- [TASK PROMPT]
Reproduce the records below exactly as they appear.

** START SOURCE MATERIAL **

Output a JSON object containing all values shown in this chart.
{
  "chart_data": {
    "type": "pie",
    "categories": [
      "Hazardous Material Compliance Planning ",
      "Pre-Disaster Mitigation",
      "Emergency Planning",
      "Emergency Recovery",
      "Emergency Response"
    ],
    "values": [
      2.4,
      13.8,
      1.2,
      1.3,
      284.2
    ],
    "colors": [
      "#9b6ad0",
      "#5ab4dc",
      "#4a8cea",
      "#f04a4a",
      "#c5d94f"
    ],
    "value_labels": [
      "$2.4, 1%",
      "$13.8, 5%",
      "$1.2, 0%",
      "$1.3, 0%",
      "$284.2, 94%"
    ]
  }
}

** END SOURCE MATERIAL **

- [EXERCISE RESPONSE]
Output a JSON object containing all values shown in this chart.
{
  "chart_data": {
    "type": "pie",
    "categories": [
      "Hazardous Material Compliance Planning ",
      "Pre-Disaster Mitigation",
      "Emergency Planning",
      "Emergency Recovery",
      "Emergency Response"
    ],
    "values": [
      2.4,
      13.8,
      1.2,
      1.3,
      284.2
    ],
    "colors": [
      "#9b6ad0",
      "#5ab4dc",
      "#4a8cea",
      "#f04a4a",
      "#c5d94f"
    ],
    "value_labels": [
      "$2.4, 1%",
      "$13.8, 5%",
      "$1.2, 0%",
      "$1.3, 0%",
      "$284.2, 94%"
    ]
  }
}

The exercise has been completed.